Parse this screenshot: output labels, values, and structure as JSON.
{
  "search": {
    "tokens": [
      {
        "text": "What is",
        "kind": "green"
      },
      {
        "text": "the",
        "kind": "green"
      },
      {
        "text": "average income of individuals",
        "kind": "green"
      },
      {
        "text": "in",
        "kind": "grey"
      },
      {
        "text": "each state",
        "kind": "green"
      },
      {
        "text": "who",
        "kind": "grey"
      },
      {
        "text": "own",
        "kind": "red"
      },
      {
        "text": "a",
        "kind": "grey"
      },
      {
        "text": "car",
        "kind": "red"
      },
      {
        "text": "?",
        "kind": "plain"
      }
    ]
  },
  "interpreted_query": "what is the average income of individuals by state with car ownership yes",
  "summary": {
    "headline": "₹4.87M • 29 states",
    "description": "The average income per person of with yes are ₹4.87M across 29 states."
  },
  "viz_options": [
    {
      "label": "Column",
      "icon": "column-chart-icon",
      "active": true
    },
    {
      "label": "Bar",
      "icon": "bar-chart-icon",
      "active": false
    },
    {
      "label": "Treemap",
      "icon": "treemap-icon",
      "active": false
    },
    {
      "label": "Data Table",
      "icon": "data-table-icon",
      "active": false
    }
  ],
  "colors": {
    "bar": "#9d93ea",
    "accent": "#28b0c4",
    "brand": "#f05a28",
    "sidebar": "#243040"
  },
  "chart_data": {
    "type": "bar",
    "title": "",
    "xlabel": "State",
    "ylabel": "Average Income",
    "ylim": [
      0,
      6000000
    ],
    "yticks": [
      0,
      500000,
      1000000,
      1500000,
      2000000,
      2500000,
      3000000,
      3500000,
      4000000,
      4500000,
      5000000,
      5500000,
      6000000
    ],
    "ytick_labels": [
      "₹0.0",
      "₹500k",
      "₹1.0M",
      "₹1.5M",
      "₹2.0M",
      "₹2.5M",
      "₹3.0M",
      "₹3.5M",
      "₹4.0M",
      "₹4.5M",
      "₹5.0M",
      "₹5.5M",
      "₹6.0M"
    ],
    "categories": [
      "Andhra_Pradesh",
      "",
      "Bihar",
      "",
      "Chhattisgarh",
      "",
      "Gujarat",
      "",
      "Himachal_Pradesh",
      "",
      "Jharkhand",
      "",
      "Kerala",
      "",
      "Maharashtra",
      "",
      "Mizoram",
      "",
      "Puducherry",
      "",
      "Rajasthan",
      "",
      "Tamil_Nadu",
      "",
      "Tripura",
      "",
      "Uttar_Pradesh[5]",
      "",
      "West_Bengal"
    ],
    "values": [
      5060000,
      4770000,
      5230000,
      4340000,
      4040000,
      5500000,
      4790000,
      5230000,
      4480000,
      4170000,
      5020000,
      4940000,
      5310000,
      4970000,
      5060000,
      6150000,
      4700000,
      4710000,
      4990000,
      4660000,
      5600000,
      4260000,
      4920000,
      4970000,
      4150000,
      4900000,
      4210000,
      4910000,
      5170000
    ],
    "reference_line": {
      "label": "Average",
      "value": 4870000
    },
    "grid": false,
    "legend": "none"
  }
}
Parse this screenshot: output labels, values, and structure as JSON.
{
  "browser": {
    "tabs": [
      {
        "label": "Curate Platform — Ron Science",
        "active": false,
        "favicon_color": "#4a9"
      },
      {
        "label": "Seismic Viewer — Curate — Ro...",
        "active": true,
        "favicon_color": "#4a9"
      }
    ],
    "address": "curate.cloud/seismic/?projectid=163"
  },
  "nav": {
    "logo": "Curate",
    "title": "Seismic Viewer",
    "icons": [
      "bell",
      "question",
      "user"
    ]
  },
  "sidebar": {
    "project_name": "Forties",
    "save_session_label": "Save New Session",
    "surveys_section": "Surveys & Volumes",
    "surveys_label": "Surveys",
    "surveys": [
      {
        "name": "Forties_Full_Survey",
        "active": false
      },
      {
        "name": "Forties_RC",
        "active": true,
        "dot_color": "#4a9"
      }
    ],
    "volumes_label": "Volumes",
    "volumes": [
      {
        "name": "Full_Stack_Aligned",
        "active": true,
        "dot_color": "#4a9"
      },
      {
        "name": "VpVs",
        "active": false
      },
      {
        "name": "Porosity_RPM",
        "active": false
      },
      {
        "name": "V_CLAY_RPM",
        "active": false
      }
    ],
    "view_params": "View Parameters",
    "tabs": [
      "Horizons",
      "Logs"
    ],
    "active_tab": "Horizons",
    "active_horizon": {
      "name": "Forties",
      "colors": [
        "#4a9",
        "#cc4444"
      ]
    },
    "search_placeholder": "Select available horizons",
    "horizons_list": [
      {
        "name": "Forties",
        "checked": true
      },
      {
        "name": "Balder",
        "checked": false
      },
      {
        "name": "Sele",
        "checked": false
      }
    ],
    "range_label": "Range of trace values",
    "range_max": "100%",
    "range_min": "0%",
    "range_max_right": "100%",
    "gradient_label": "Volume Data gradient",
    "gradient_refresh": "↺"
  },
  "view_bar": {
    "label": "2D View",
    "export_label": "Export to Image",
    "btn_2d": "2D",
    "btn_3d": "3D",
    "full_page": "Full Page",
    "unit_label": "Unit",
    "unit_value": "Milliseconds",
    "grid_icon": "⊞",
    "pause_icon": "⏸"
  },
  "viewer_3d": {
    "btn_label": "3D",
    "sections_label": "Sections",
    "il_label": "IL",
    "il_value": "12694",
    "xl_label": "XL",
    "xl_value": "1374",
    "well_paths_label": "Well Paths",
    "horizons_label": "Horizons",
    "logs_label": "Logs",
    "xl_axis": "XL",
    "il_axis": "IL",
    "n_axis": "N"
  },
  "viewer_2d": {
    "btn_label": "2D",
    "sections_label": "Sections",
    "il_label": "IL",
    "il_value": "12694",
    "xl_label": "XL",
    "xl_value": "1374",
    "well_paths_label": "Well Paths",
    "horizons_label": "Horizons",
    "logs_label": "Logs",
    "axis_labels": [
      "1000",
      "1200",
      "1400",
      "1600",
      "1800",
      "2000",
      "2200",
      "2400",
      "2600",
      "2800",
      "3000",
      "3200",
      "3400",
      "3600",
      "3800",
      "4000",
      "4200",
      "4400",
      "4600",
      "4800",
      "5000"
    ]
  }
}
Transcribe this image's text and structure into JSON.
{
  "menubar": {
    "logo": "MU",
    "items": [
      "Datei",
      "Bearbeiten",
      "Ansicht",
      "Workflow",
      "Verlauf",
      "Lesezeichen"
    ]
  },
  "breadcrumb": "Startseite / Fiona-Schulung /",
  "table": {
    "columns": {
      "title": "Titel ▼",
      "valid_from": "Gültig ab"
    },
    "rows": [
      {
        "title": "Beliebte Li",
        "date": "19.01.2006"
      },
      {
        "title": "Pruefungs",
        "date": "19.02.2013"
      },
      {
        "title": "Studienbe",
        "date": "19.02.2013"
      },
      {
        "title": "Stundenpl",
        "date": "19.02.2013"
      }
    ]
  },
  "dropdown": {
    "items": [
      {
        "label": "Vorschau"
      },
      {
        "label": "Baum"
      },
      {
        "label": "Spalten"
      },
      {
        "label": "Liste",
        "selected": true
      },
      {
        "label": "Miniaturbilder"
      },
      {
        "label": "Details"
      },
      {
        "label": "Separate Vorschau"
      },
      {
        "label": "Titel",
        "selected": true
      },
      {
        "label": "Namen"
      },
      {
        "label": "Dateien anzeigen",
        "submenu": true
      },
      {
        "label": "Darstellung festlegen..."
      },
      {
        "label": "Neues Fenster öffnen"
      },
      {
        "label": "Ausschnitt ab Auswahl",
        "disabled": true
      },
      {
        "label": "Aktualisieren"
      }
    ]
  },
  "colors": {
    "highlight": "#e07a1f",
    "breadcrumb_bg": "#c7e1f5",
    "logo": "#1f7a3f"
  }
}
-----
**Exercise requirements:** Copy every line above that includes the string "states".

**Reply to the exercise:**
    "headline": "₹4.87M • 29 states",
    "description": "The average income per person of with yes are ₹4.87M across 29 states."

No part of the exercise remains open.